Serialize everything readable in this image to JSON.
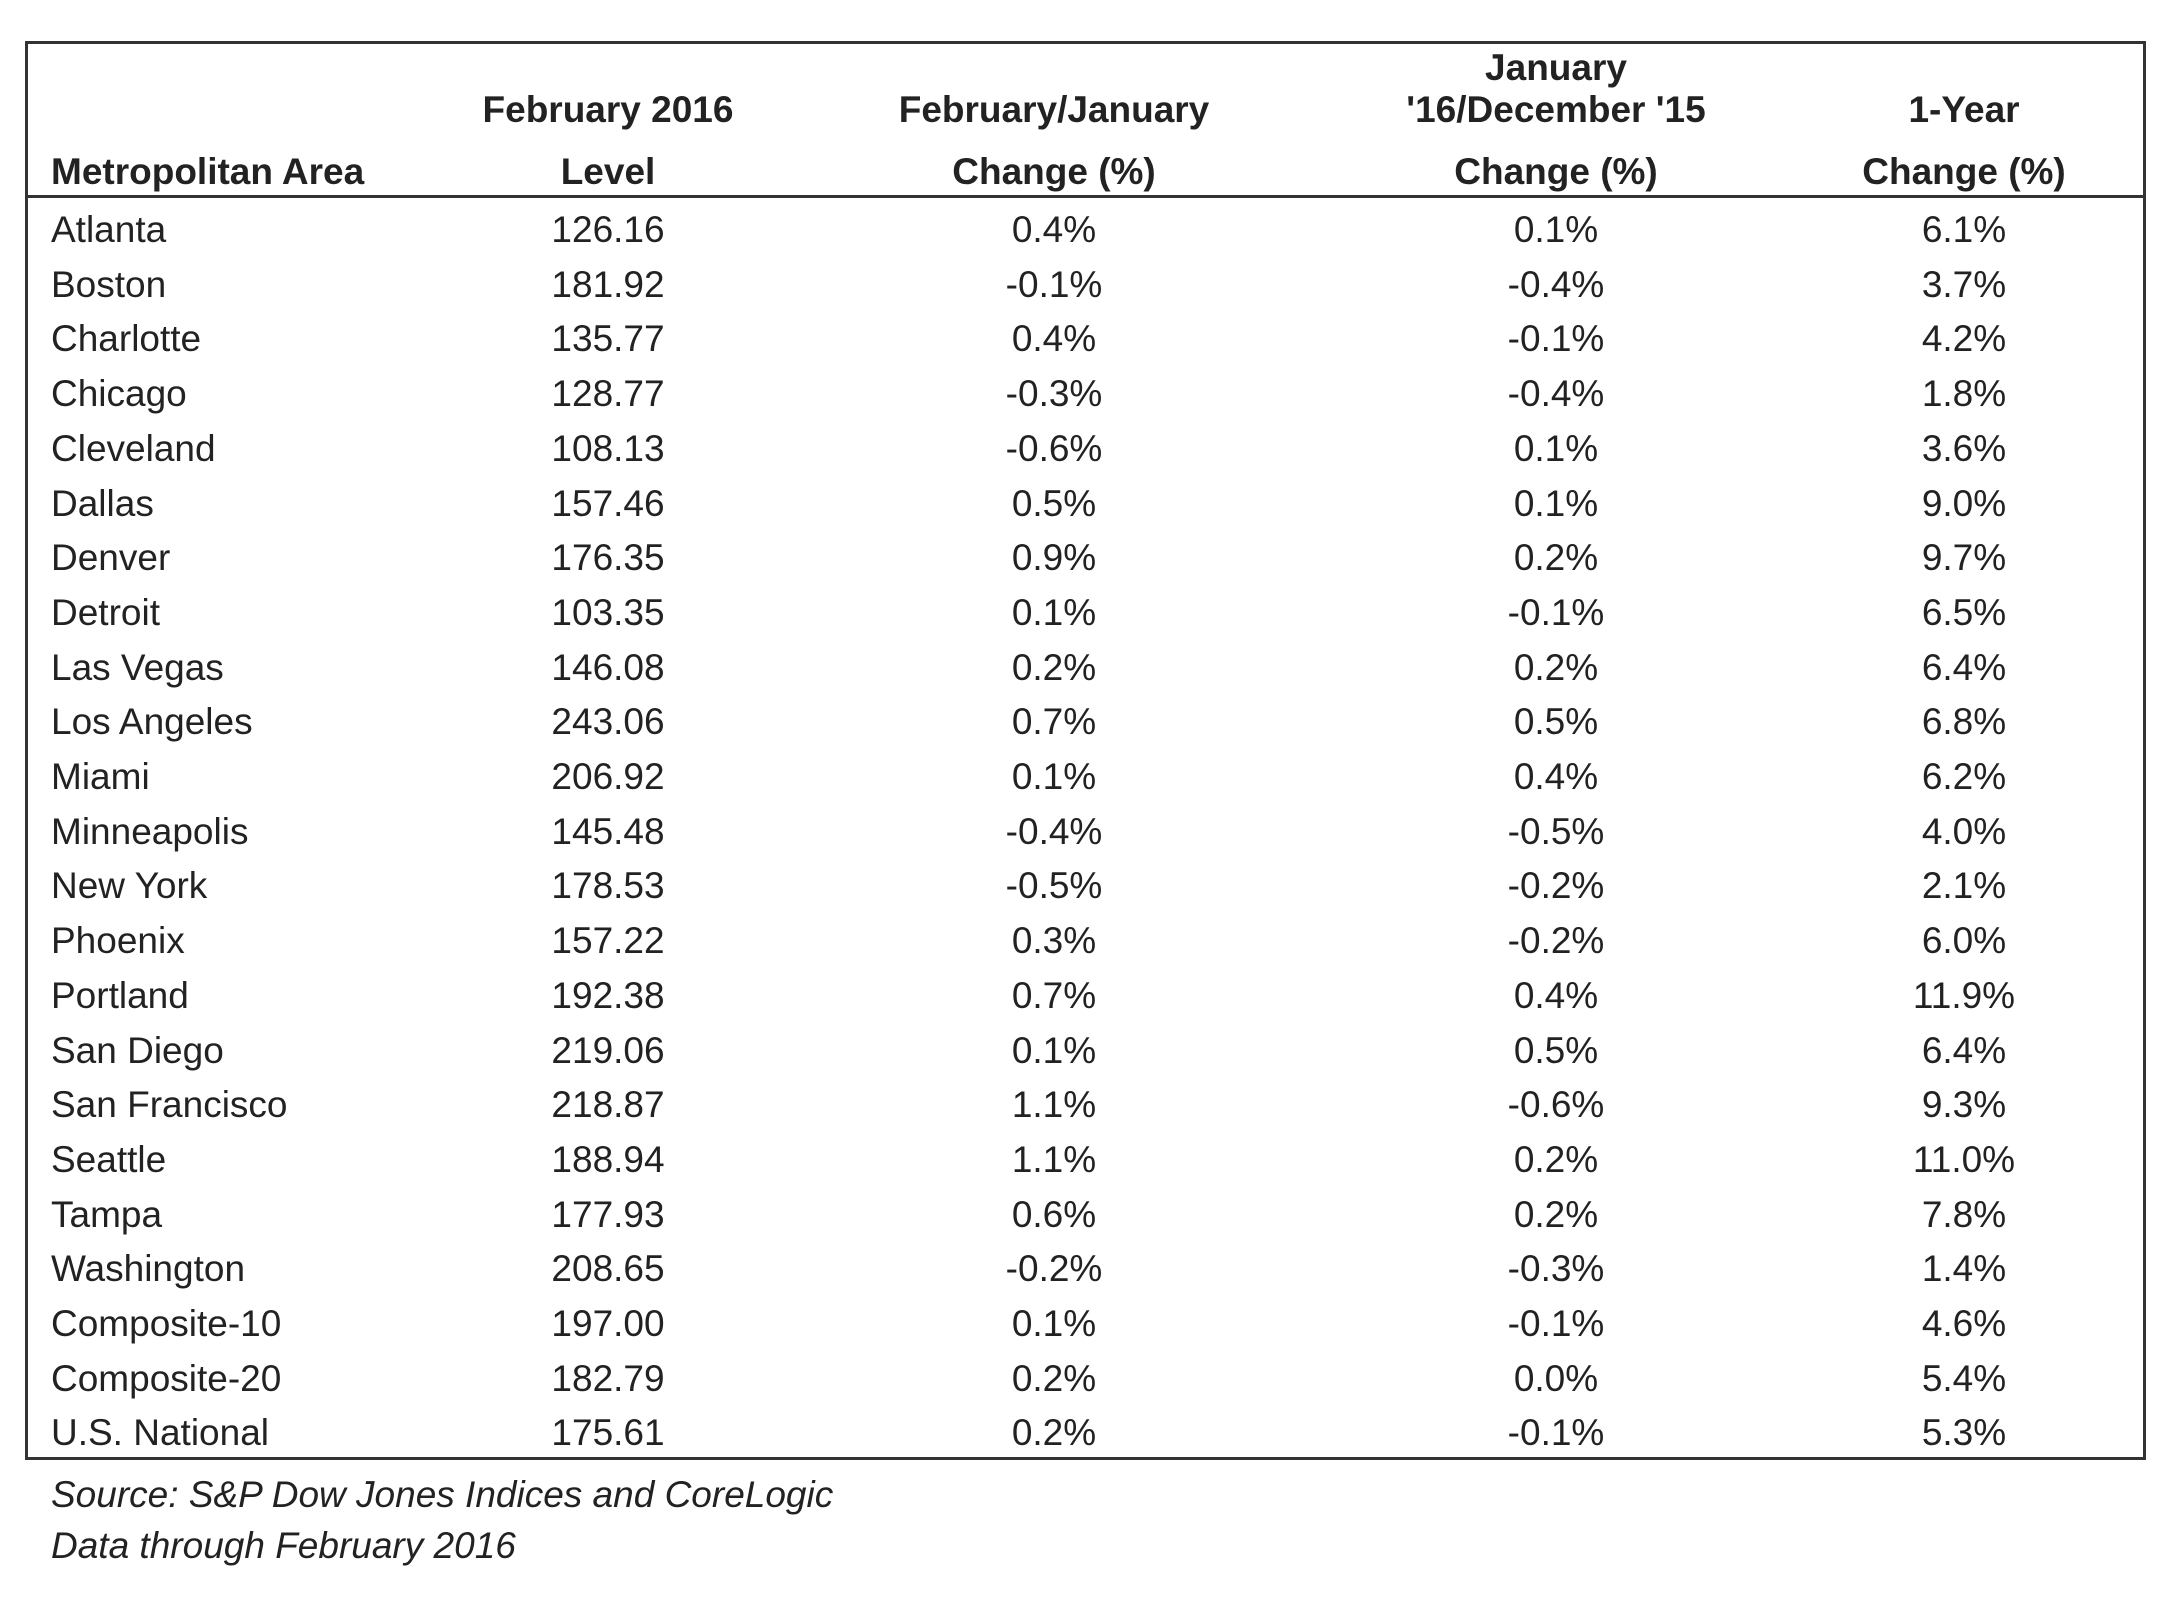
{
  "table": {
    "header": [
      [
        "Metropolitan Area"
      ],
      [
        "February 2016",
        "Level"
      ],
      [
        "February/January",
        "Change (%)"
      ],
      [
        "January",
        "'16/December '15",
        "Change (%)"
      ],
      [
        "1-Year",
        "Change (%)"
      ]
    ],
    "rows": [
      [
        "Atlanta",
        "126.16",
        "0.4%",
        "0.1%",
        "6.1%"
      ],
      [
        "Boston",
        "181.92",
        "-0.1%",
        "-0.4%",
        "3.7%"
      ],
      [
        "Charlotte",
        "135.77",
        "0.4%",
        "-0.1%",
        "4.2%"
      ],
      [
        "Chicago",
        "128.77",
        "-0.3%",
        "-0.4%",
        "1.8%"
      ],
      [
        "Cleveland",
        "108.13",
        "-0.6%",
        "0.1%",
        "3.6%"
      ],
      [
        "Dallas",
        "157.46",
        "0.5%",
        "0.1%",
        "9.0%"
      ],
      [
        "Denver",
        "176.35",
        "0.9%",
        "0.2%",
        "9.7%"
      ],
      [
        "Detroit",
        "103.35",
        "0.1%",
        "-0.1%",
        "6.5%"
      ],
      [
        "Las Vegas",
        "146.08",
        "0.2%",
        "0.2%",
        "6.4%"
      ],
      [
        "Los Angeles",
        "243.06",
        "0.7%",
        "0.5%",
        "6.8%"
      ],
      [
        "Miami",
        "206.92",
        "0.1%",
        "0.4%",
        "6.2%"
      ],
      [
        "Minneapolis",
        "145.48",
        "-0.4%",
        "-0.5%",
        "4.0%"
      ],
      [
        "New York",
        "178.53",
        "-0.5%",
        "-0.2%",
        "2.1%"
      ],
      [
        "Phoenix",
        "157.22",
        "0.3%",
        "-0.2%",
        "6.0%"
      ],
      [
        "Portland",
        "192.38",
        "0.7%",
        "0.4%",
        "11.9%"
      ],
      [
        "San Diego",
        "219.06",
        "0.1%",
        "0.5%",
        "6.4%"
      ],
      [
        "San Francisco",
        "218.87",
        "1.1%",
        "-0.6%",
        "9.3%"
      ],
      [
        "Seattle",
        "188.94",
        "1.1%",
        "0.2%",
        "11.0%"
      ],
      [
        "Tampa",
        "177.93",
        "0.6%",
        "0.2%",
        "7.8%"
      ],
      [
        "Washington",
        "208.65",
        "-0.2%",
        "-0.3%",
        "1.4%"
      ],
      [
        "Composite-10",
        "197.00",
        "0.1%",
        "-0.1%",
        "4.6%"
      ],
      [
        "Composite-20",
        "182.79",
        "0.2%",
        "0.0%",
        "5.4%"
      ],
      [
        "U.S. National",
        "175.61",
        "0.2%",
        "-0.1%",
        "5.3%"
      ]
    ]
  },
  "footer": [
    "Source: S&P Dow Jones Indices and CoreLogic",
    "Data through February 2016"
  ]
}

----

Scan the data above; copy every line where "February" appears.

WRITTEN RESPONSE>
        "February 2016",
        "February/January",
    "Data through February 2016"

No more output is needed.